§ **Extracted information**:
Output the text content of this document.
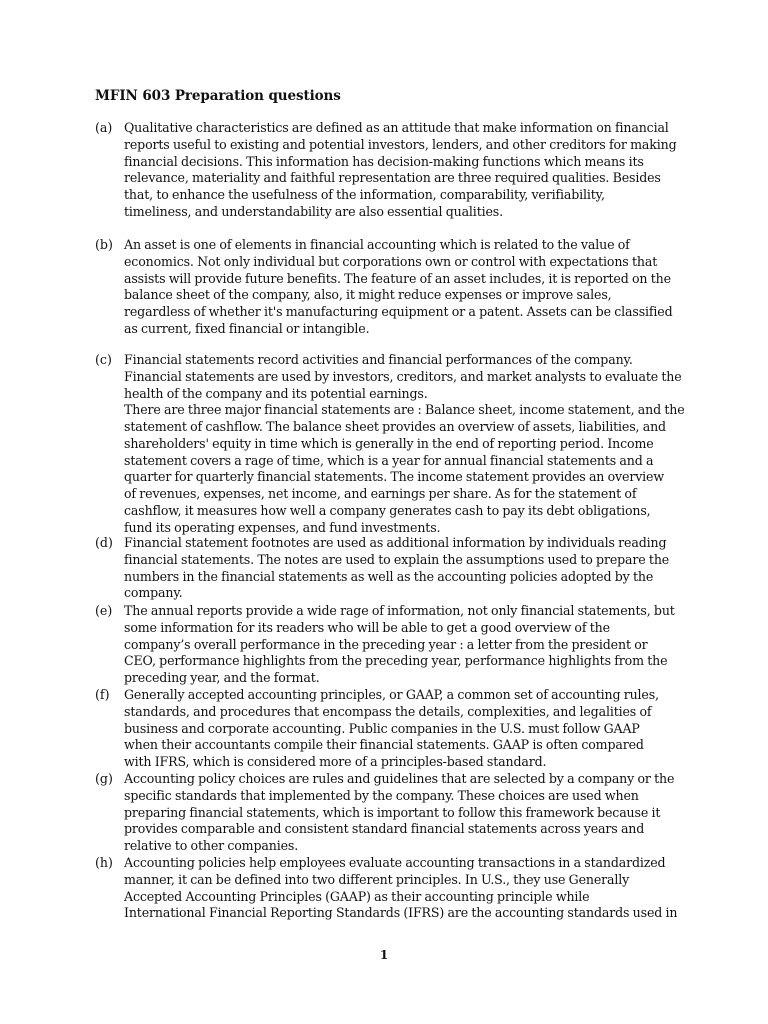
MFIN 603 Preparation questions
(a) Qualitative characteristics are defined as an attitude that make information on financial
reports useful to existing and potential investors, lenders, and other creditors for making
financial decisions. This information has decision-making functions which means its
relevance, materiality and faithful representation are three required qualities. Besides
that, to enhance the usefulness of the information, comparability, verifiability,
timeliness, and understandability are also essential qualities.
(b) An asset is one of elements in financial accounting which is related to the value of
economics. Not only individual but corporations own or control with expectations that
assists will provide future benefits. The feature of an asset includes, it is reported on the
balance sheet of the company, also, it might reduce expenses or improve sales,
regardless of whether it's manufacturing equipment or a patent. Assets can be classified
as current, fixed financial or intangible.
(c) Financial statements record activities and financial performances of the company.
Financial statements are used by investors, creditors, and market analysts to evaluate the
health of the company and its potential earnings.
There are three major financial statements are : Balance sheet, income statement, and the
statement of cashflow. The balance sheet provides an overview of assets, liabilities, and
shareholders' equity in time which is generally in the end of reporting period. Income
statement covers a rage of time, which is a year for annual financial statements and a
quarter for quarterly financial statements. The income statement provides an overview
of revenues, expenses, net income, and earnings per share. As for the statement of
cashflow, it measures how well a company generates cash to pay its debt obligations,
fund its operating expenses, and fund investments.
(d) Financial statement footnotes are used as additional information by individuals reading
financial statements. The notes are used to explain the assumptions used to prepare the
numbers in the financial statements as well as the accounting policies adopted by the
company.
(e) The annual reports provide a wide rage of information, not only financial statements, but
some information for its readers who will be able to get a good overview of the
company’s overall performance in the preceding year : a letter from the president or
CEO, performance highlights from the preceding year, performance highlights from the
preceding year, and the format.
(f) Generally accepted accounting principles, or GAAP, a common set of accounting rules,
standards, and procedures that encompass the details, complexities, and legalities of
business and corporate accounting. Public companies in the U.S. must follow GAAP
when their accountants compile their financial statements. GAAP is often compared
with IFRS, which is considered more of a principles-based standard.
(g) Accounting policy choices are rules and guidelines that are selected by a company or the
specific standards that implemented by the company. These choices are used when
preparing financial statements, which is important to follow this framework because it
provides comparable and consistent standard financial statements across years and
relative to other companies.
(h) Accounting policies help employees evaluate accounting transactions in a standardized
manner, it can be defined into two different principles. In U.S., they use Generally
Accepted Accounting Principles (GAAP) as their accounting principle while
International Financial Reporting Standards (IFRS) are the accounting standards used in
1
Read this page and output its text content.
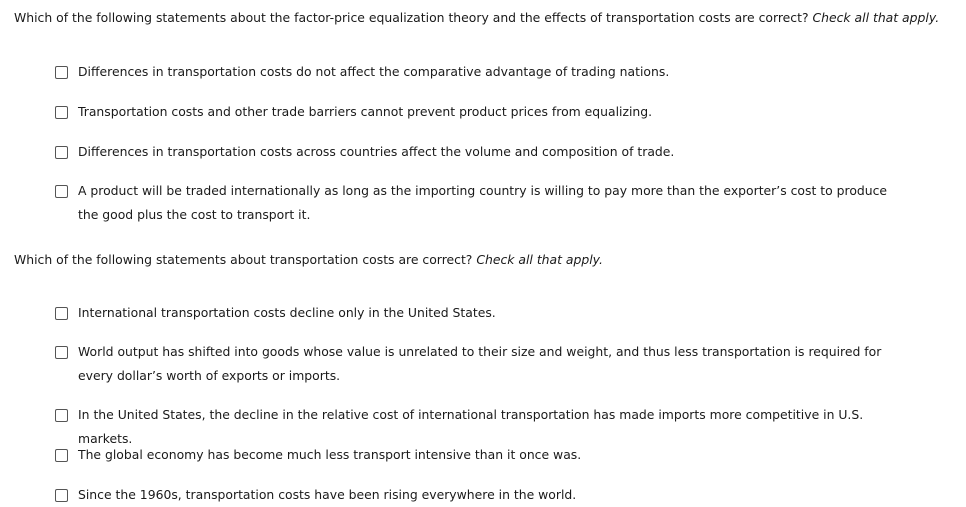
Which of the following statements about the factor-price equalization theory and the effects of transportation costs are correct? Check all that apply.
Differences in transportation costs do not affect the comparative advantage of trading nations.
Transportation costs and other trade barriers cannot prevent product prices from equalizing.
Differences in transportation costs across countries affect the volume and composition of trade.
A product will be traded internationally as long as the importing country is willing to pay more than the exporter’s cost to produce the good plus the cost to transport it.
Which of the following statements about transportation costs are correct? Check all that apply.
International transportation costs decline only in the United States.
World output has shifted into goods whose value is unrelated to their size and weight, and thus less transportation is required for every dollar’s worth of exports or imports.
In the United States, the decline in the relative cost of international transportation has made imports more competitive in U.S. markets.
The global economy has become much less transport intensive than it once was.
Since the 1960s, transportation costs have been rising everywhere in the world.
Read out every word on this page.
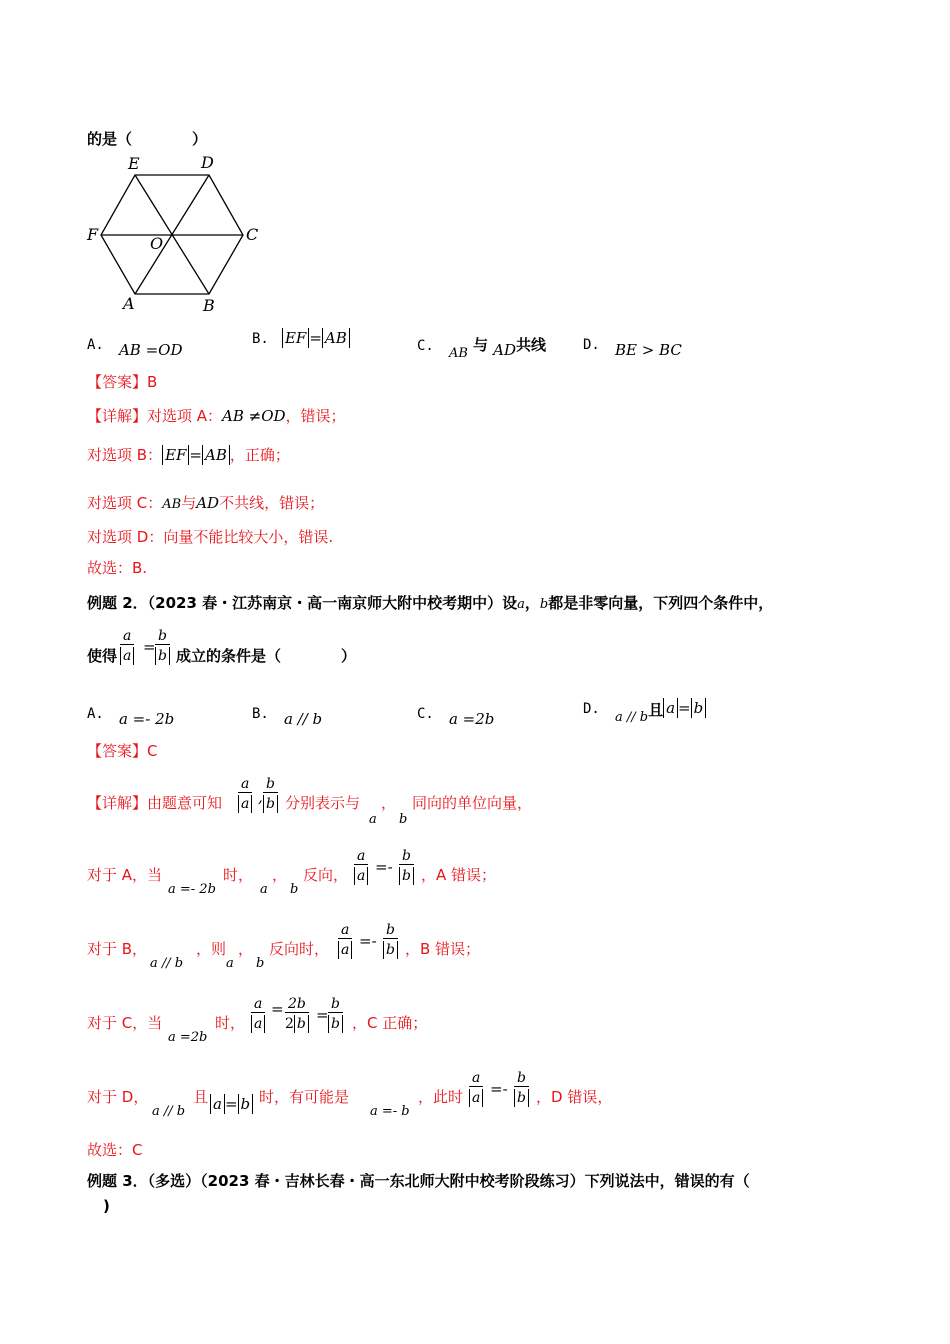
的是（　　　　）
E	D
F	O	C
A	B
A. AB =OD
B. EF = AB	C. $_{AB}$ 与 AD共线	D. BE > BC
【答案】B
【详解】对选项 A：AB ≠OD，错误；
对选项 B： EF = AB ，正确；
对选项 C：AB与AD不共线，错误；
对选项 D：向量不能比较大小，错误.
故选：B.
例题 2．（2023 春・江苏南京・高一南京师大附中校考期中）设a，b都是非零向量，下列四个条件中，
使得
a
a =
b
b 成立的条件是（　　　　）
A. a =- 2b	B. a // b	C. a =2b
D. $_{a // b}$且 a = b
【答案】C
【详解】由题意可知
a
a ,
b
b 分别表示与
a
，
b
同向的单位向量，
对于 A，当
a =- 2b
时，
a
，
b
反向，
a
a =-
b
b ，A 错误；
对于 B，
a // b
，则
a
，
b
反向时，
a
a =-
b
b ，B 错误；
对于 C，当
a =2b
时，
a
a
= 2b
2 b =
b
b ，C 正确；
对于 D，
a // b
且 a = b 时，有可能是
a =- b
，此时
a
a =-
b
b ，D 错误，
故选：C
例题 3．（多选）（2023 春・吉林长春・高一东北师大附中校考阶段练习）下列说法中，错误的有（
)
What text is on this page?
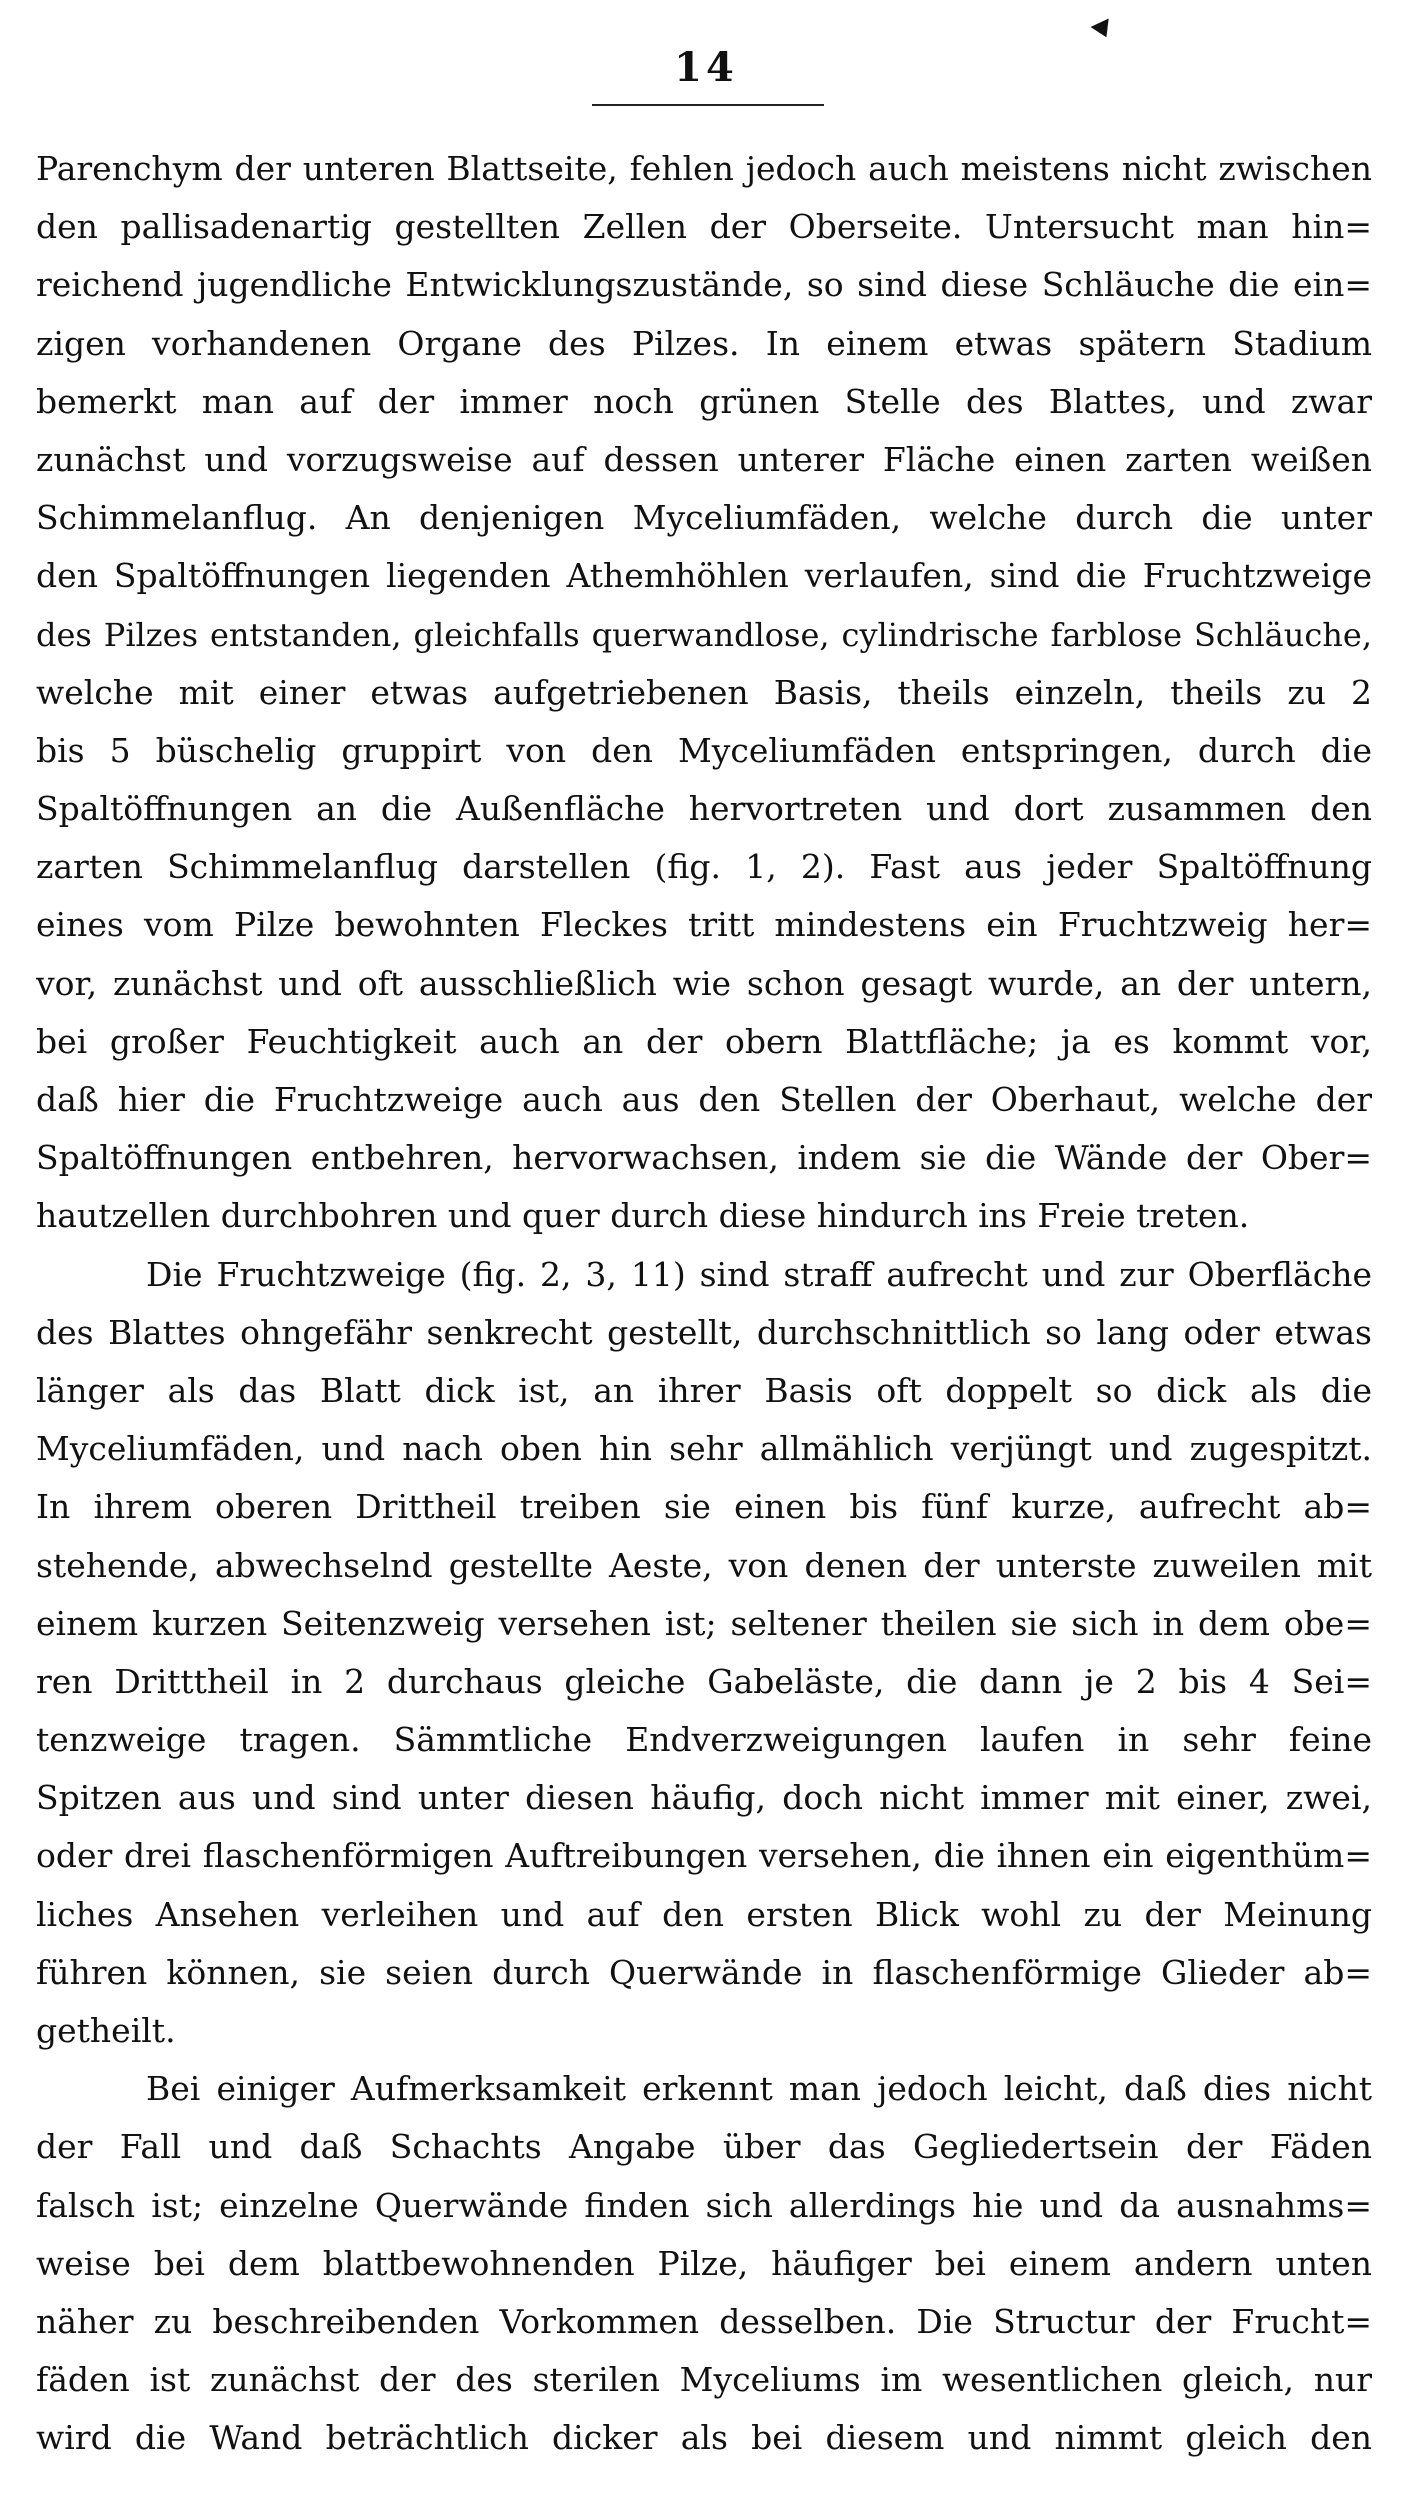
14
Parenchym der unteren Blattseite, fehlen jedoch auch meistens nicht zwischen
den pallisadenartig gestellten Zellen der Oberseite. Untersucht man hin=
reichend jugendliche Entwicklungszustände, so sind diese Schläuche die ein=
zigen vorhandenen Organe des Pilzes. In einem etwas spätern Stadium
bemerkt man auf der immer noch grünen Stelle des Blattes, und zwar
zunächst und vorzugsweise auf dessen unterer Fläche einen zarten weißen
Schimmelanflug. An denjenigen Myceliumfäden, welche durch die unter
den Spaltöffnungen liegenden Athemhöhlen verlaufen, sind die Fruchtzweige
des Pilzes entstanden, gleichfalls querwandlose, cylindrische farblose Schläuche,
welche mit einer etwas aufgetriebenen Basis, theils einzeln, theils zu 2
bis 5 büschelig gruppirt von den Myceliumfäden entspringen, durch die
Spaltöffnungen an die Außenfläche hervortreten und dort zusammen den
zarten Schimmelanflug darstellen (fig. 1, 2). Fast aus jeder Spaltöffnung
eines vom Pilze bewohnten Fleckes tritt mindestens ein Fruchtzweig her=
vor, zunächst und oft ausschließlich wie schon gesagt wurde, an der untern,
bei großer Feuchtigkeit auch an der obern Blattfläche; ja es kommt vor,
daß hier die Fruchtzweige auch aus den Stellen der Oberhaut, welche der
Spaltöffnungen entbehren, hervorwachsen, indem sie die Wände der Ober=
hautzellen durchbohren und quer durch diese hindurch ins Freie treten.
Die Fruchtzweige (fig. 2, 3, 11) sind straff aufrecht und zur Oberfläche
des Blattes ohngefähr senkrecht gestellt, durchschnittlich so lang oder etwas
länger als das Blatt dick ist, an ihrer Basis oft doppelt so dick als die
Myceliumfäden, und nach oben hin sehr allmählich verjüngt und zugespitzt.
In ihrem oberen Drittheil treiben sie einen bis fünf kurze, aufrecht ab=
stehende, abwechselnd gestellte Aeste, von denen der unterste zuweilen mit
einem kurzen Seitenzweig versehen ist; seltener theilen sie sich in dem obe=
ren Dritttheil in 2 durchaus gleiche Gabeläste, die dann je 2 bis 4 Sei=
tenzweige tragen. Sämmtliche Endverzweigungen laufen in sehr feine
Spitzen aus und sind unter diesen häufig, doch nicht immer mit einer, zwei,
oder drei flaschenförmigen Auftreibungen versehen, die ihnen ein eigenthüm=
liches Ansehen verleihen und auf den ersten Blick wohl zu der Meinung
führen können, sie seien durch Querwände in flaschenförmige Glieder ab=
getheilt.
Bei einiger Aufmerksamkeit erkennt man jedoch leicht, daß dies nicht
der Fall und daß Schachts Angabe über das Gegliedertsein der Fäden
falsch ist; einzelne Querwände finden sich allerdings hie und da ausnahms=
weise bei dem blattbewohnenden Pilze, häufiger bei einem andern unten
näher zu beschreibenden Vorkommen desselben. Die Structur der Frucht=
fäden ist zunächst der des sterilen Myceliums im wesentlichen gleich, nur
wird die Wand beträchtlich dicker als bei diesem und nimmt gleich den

§ **Aim**:
Count the lines above that contain the word "apply", and reply with only that number.

§ **Exercise answer**:
2